WRITTEN PROBLEM =>
Please count the lines in the listing below where the word "Heat" appears. Give the number only.

MATERIAL SHOWN =>

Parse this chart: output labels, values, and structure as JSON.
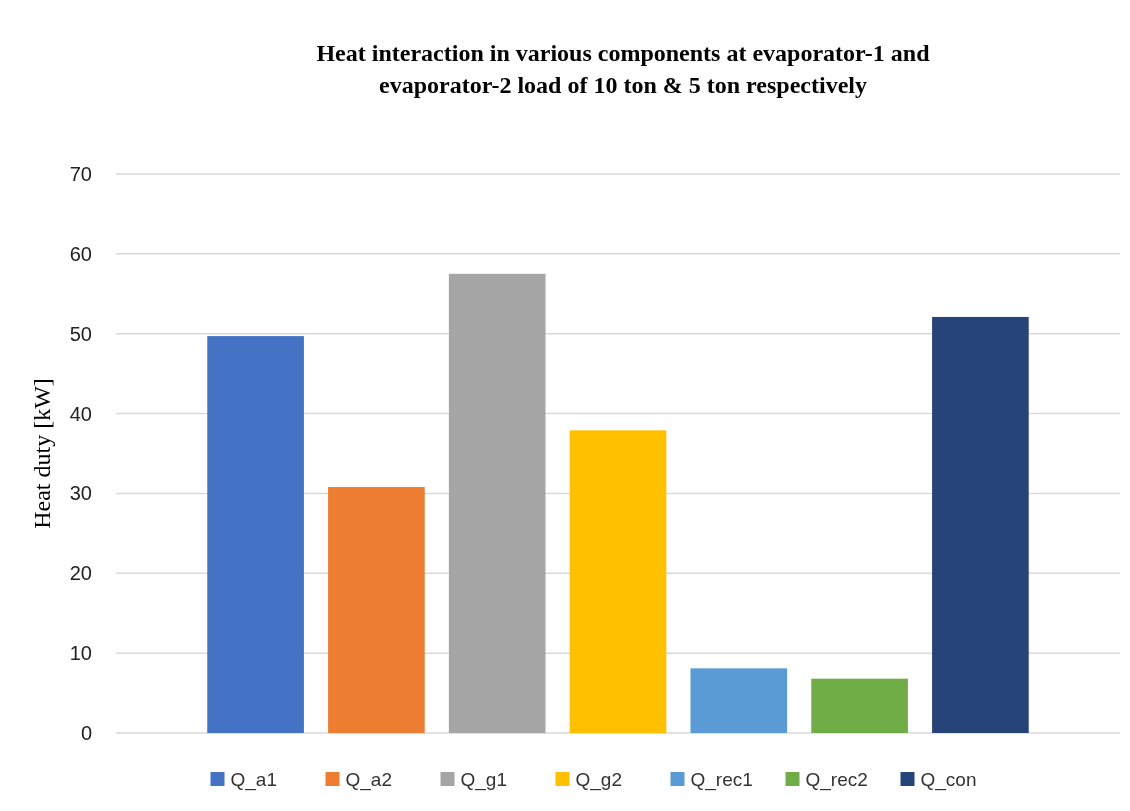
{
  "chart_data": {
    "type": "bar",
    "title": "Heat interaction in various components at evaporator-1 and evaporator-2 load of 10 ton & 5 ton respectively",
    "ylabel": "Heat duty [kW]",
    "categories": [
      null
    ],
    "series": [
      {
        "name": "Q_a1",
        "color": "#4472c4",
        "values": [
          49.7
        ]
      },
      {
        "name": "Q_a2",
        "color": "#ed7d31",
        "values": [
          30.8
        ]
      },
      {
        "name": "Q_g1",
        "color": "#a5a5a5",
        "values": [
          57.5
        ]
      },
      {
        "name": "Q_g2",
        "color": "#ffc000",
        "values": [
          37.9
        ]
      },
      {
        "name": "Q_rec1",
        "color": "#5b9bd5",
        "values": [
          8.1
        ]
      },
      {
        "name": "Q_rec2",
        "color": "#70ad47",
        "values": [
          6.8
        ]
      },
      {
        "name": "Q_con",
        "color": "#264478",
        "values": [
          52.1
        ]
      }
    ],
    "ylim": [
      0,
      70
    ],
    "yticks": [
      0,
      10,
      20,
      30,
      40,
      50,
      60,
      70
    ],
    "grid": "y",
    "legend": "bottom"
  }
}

EXERCISE RESPONSE =>
2